**ИСХОДНЫЙ ОТРЫВОК:**
┌──

Был прекрасный вечер. Мы покатили на острова, куда шикарный Петербург отправляется летом в погожие дни полюбоваться закатом. По дороге мы заехали на далекой улице к цирюльнику, который сбрил мне бороду. Это, конечно, изменило меня, но не очень сильно. Мы катались бесцельно по островам, но не знали, куда нам деваться, так как нам велели приехать только поздно вечером туда, где я должен был переночевать.
— Что нам делать теперь? — спросил я моего друга, который был в нерешительности.
— К Донону! — приказал он вдруг извозчику. — Никому не придет в голову искать нас в модном ресторане. Они будут искать нас везде, но только не там; а мы пообедаем и выпьем также за успешный побег.
Мог ли я возразить что-нибудь против такого благоразумного предложения? Мы отправились к Донону, прошли залитые светом залы, наполненные обедающими, и взяли отдельный кабинет, где и провели вечер до назначенного нам часа. В дом же, куда мы заезжали прямо из тюрьмы, нагрянула часа два спустя жандармерия. Произвели также обыск почти у всех моих друзей. Никому не пришло, однако, в голову сделать обыск у Донона.

└──

**ЗАПИСИ:**
┌──

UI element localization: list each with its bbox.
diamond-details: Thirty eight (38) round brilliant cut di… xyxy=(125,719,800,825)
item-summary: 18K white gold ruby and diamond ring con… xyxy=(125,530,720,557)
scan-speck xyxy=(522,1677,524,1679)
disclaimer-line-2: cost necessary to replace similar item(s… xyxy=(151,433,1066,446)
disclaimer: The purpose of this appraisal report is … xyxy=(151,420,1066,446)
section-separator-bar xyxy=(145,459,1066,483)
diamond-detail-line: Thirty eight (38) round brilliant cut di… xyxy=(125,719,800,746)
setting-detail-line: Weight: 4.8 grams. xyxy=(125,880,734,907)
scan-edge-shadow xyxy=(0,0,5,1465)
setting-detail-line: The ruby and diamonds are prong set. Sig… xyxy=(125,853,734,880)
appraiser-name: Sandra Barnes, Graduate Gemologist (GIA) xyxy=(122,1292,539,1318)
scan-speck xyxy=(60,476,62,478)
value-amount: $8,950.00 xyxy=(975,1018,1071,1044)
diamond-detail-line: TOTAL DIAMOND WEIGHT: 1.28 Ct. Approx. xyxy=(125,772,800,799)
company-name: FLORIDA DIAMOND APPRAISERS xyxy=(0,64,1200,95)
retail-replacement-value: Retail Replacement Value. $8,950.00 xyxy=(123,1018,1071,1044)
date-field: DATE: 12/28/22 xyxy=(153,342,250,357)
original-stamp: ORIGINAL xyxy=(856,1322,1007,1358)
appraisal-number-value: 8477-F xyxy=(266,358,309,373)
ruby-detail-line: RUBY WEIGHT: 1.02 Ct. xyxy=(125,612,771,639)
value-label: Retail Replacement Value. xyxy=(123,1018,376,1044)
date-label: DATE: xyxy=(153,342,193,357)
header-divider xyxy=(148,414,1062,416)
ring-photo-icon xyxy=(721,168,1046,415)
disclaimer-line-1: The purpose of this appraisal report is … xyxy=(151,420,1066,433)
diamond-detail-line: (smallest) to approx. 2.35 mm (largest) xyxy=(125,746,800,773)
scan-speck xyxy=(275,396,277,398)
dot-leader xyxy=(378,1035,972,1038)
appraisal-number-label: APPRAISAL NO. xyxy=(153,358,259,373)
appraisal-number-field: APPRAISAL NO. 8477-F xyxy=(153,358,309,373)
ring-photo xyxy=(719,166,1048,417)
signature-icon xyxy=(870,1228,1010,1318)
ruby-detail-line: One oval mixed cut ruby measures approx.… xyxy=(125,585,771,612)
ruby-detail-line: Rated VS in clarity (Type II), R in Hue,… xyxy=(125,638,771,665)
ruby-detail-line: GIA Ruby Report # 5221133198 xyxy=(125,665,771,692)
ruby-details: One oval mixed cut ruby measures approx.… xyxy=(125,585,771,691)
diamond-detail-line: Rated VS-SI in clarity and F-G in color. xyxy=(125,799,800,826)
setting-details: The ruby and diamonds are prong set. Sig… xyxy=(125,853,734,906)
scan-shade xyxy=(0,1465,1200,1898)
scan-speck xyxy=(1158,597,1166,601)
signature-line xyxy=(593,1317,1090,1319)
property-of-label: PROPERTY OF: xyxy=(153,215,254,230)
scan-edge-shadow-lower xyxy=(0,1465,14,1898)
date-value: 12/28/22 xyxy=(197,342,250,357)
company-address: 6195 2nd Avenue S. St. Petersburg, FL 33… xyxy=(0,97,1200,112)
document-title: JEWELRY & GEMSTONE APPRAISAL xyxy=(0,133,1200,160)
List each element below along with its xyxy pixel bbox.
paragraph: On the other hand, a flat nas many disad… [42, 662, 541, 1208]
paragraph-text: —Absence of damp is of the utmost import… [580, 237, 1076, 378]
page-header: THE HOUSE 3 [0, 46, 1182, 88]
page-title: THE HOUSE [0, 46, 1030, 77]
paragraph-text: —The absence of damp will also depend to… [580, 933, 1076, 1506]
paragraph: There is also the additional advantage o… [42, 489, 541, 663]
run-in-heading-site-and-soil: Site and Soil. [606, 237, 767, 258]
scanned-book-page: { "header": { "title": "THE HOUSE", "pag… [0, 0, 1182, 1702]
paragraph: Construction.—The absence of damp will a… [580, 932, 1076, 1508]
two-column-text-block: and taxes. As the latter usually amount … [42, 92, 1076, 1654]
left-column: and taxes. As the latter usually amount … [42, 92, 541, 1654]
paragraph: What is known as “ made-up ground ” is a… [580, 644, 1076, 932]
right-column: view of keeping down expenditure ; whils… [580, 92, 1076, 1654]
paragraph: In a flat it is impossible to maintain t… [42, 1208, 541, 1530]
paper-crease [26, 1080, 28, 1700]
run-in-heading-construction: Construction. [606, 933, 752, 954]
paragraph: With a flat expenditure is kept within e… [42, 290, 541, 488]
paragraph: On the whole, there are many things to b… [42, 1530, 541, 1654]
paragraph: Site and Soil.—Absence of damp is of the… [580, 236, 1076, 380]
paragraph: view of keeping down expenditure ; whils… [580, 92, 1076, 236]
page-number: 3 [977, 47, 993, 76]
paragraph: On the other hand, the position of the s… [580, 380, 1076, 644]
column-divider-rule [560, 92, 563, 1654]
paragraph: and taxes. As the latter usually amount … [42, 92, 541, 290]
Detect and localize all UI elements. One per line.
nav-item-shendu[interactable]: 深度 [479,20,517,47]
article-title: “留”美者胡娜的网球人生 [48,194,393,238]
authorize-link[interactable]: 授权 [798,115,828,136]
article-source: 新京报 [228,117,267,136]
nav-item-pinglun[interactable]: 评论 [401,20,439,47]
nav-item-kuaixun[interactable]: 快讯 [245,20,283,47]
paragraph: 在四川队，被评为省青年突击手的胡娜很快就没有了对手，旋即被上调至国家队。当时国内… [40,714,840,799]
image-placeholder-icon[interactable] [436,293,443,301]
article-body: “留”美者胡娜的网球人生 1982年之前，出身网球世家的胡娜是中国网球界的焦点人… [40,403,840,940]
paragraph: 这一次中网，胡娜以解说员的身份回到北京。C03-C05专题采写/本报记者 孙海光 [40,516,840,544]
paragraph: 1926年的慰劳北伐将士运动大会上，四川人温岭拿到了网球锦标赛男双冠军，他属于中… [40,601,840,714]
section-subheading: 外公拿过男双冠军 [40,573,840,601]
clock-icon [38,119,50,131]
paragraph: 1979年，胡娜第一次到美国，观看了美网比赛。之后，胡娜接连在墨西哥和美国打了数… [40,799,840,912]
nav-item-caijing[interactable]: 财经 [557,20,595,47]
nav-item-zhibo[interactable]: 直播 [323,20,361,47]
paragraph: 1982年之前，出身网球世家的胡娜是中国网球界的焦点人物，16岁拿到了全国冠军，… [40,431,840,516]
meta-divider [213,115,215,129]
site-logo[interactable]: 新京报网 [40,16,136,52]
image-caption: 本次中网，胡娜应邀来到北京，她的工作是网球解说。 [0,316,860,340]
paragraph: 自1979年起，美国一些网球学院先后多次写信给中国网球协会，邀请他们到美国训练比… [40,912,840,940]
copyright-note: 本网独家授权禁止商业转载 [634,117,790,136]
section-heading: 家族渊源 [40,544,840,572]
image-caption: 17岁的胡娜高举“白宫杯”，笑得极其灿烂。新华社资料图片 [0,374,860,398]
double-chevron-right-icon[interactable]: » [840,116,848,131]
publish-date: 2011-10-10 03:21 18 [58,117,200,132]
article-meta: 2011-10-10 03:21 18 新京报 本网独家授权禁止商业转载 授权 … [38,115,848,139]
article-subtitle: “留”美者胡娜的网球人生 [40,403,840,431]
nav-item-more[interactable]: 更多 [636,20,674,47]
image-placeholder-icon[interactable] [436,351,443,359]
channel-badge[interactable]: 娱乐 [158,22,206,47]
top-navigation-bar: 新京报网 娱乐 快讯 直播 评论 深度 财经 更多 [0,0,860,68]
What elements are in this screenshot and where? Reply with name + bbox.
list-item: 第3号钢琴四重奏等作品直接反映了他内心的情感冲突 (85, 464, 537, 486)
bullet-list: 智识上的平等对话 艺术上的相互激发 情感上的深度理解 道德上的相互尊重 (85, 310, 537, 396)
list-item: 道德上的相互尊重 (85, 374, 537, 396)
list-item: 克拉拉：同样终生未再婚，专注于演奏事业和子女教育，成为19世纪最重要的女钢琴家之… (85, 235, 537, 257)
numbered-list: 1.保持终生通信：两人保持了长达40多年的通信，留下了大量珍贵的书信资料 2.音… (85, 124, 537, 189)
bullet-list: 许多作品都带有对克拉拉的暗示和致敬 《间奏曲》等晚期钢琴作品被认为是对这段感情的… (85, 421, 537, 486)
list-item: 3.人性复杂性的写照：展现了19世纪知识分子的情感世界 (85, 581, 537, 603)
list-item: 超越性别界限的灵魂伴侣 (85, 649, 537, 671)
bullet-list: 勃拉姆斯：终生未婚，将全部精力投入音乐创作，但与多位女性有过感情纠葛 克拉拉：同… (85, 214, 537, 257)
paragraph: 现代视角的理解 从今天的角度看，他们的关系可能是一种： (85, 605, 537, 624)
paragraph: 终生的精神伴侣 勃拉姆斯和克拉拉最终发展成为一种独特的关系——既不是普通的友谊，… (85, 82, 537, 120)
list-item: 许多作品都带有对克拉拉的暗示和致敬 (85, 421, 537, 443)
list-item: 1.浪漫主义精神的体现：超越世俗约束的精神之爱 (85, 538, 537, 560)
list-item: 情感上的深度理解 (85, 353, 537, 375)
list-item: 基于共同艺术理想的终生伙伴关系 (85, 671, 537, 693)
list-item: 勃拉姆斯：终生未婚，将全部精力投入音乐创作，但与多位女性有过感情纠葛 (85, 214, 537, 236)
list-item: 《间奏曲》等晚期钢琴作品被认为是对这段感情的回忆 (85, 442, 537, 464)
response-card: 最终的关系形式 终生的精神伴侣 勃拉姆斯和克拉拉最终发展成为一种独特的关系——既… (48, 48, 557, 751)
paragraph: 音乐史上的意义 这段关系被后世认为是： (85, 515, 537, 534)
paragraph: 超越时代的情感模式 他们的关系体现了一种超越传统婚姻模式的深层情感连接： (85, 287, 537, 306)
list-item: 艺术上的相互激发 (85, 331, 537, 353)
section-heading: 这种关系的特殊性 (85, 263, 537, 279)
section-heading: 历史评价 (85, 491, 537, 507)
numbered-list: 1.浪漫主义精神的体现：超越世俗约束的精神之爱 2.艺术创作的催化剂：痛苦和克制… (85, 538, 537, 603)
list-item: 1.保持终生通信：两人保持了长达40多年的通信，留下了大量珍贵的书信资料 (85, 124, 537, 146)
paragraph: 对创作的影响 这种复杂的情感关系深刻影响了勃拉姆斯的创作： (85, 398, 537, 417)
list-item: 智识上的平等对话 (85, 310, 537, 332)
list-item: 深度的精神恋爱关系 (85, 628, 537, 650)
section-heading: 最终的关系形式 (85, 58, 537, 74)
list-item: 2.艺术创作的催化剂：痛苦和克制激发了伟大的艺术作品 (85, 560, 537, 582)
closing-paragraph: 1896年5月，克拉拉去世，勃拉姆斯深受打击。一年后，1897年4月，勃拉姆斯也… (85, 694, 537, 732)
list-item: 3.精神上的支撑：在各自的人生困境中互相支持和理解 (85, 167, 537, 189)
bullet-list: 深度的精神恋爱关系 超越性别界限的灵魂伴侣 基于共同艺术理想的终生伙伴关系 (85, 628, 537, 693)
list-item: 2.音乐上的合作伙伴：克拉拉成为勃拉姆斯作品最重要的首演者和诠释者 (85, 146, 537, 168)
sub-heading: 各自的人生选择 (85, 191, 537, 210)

└──

**ЗАДАНИЕ A:** Почему, согласно отрывку о побеге, друг велел извозчику ехать к Донону? Ответьте одним–тремя предложениями.
**ЗАДАНИЕ B:** Продолжите отрывок о побеге, начиная сразу после его последнего предложения.

**ОТВЕТ A:** Друг рассудил, что никому не придет в голову искать их в модном ресторане: искать будут везде, но только не там. Кроме того, там можно было пообедать и выпить за успешный побег.

**ОТВЕТ B:**
Два дня спустя я должен был поселиться под чужим паспортом в квартире, снятой для меня. Но дама, которой предстояло сопровождать меня туда в карете, решила для предосторожности сперва поехать самой. Оказалось, что вокруг квартиры шпионы кишмя кишат. Друзья так час то справлялись там, все ли обстоит благополучно, что полиция заподозрила что-то. Кроме того, моя карточка была в сотнях экземпляров распространена Третьим отделением между полицейскими и дворниками. Сыщики, знавшие меня в лицо, искали меня на улицах. Те же, которые меня не знали, бродили в сопровождении солдат и стражников, видевших меня в тюрьме. Царь был взбешен тем, что побег мог совершиться в его столице, среди бела дня, и он отдал приказ: «Разыскать во что бы то ни стало».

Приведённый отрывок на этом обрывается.